→ **Task description**:
Each line in the entries below that holds the string "động" is to be listed.

________________________

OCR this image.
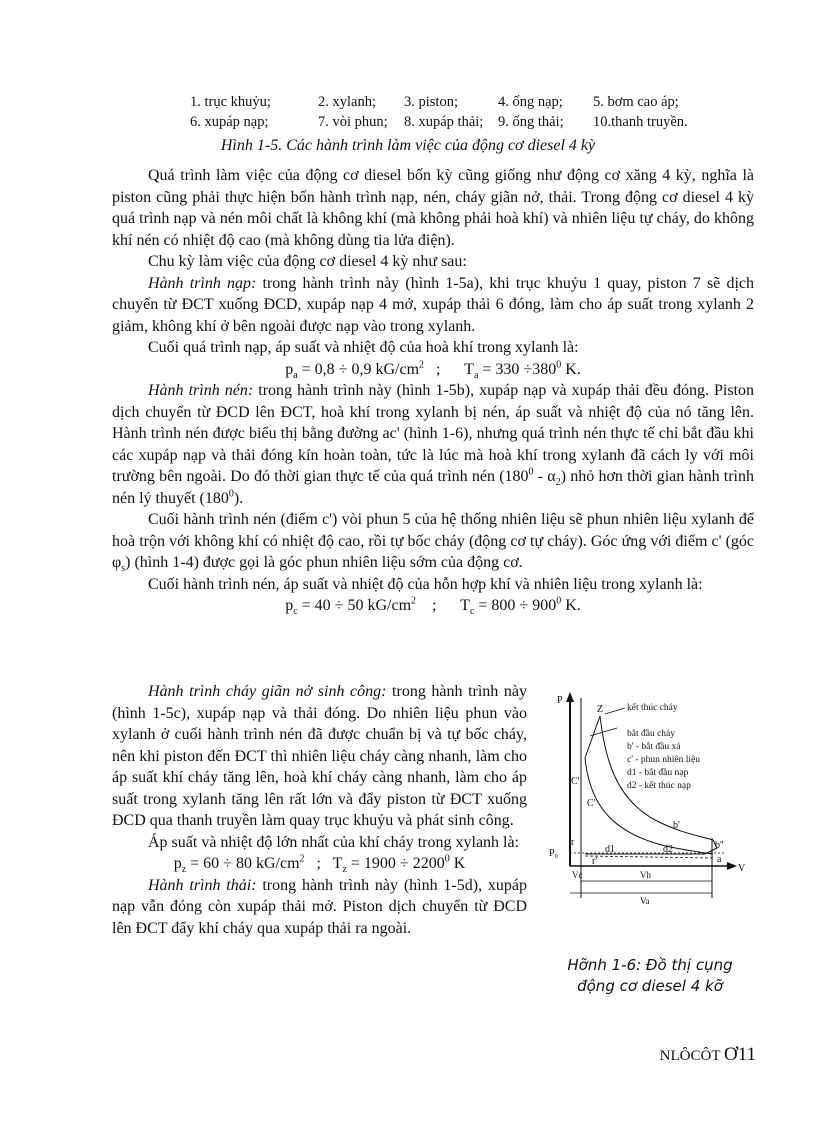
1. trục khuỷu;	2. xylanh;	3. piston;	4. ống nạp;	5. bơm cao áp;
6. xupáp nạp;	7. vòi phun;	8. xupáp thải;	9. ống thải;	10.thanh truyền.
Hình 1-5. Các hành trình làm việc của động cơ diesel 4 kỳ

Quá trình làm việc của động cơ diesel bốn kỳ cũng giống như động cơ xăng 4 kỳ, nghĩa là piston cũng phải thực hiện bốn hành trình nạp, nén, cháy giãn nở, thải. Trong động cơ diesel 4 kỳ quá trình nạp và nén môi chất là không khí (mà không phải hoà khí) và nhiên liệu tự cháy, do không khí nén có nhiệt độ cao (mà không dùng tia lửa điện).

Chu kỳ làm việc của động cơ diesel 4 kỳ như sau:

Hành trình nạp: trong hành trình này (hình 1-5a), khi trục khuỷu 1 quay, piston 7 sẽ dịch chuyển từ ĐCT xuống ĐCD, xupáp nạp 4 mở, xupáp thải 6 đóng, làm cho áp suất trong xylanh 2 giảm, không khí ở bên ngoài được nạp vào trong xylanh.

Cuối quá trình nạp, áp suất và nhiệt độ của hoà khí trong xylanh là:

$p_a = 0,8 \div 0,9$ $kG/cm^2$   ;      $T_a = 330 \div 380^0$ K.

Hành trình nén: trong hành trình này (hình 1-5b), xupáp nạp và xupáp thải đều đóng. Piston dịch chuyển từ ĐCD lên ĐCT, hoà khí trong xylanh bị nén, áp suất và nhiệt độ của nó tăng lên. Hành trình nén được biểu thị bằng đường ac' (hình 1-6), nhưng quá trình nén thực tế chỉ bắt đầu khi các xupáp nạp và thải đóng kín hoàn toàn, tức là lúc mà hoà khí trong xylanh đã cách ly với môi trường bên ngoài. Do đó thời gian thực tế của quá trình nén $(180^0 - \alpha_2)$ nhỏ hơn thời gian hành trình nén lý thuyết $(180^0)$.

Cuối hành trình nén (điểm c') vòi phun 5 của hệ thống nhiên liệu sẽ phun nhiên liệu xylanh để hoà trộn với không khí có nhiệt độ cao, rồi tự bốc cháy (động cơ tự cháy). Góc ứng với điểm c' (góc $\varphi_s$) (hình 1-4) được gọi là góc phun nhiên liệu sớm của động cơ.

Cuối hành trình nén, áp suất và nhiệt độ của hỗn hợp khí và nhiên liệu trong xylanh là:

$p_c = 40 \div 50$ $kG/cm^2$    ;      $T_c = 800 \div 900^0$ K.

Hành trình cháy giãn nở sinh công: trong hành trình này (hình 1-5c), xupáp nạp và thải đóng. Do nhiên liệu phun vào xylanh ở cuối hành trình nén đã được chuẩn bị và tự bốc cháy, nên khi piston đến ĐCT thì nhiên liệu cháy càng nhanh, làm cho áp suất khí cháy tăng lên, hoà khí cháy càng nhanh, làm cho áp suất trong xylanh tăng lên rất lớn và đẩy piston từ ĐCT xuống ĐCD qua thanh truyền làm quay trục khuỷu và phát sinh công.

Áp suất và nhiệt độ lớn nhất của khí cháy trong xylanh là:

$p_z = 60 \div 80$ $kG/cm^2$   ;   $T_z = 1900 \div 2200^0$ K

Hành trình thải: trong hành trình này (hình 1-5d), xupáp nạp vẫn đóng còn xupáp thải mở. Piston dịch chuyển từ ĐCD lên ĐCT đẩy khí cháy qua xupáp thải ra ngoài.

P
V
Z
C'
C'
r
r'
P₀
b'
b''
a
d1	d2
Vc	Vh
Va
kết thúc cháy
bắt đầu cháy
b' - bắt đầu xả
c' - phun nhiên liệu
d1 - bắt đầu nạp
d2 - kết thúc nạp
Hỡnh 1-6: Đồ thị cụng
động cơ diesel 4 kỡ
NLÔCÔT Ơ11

________________________

→ **Answer below**:
Hình 1-5. Các hành trình làm việc của động cơ diesel 4 kỳ
Quá trình làm việc của động cơ diesel bốn kỳ cũng giống như động cơ xăng 4 kỳ, nghĩa là piston cũng phải thực hiện bốn hành trình nạp, nén, cháy giãn nở, thải. Trong động cơ diesel 4 kỳ quá trình nạp và nén môi chất là không khí (mà không phải hoà khí) và nhiên liệu tự cháy, do không khí nén có nhiệt độ cao (mà không dùng tia lửa điện).
Chu kỳ làm việc của động cơ diesel 4 kỳ như sau:
Cuối hành trình nén (điểm c') vòi phun 5 của hệ thống nhiên liệu sẽ phun nhiên liệu xylanh để hoà trộn với không khí có nhiệt độ cao, rồi tự bốc cháy (động cơ tự cháy). Góc ứng với điểm c' (góc $\varphi_s$) (hình 1-4) được gọi là góc phun nhiên liệu sớm của động cơ.
động cơ diesel 4 kỡ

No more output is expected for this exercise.